» SOURCE RECORDS:
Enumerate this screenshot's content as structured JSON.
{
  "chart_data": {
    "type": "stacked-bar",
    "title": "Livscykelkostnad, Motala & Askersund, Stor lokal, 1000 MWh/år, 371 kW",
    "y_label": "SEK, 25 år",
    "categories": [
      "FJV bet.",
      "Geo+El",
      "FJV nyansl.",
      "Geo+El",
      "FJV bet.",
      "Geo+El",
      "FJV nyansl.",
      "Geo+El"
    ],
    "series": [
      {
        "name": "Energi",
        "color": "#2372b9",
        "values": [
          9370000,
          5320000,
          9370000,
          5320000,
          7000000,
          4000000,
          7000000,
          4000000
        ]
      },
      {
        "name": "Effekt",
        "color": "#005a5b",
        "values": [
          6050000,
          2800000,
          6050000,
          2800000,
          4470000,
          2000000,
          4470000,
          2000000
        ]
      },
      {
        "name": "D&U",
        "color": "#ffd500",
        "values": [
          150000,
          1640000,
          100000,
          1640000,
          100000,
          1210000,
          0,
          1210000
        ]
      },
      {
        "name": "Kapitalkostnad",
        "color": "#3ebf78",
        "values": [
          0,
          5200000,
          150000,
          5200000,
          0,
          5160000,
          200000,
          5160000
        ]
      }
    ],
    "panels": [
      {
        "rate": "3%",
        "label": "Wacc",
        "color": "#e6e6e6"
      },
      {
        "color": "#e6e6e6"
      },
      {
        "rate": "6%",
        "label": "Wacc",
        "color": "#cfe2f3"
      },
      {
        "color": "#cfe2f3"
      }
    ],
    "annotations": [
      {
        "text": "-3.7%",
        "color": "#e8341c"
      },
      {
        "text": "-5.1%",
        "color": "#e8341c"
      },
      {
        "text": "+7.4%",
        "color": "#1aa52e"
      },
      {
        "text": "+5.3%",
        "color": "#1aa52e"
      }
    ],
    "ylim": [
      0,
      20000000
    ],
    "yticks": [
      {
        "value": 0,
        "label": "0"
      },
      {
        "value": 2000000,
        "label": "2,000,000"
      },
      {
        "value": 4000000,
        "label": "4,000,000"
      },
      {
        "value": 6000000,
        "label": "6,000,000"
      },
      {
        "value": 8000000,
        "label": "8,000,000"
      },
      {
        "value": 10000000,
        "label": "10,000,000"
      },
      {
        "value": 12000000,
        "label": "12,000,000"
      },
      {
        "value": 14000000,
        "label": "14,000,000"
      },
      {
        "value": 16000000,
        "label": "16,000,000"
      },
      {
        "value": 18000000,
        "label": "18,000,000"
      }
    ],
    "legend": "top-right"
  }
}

» REQUEST: Quote every record above exactly.

» RESPONSE TO THIS EXERCISE:
Enumerate this screenshot's content as structured JSON.
{
  "chart_data": {
    "type": "stacked-bar",
    "title": "Livscykelkostnad, Motala & Askersund, Stor lokal, 1000 MWh/år, 371 kW",
    "y_label": "SEK, 25 år",
    "categories": [
      "FJV bet.",
      "Geo+El",
      "FJV nyansl.",
      "Geo+El",
      "FJV bet.",
      "Geo+El",
      "FJV nyansl.",
      "Geo+El"
    ],
    "series": [
      {
        "name": "Energi",
        "color": "#2372b9",
        "values": [
          9370000,
          5320000,
          9370000,
          5320000,
          7000000,
          4000000,
          7000000,
          4000000
        ]
      },
      {
        "name": "Effekt",
        "color": "#005a5b",
        "values": [
          6050000,
          2800000,
          6050000,
          2800000,
          4470000,
          2000000,
          4470000,
          2000000
        ]
      },
      {
        "name": "D&U",
        "color": "#ffd500",
        "values": [
          150000,
          1640000,
          100000,
          1640000,
          100000,
          1210000,
          0,
          1210000
        ]
      },
      {
        "name": "Kapitalkostnad",
        "color": "#3ebf78",
        "values": [
          0,
          5200000,
          150000,
          5200000,
          0,
          5160000,
          200000,
          5160000
        ]
      }
    ],
    "panels": [
      {
        "rate": "3%",
        "label": "Wacc",
        "color": "#e6e6e6"
      },
      {
        "color": "#e6e6e6"
      },
      {
        "rate": "6%",
        "label": "Wacc",
        "color": "#cfe2f3"
      },
      {
        "color": "#cfe2f3"
      }
    ],
    "annotations": [
      {
        "text": "-3.7%",
        "color": "#e8341c"
      },
      {
        "text": "-5.1%",
        "color": "#e8341c"
      },
      {
        "text": "+7.4%",
        "color": "#1aa52e"
      },
      {
        "text": "+5.3%",
        "color": "#1aa52e"
      }
    ],
    "ylim": [
      0,
      20000000
    ],
    "yticks": [
      {
        "value": 0,
        "label": "0"
      },
      {
        "value": 2000000,
        "label": "2,000,000"
      },
      {
        "value": 4000000,
        "label": "4,000,000"
      },
      {
        "value": 6000000,
        "label": "6,000,000"
      },
      {
        "value": 8000000,
        "label": "8,000,000"
      },
      {
        "value": 10000000,
        "label": "10,000,000"
      },
      {
        "value": 12000000,
        "label": "12,000,000"
      },
      {
        "value": 14000000,
        "label": "14,000,000"
      },
      {
        "value": 16000000,
        "label": "16,000,000"
      },
      {
        "value": 18000000,
        "label": "18,000,000"
      }
    ],
    "legend": "top-right"
  }
}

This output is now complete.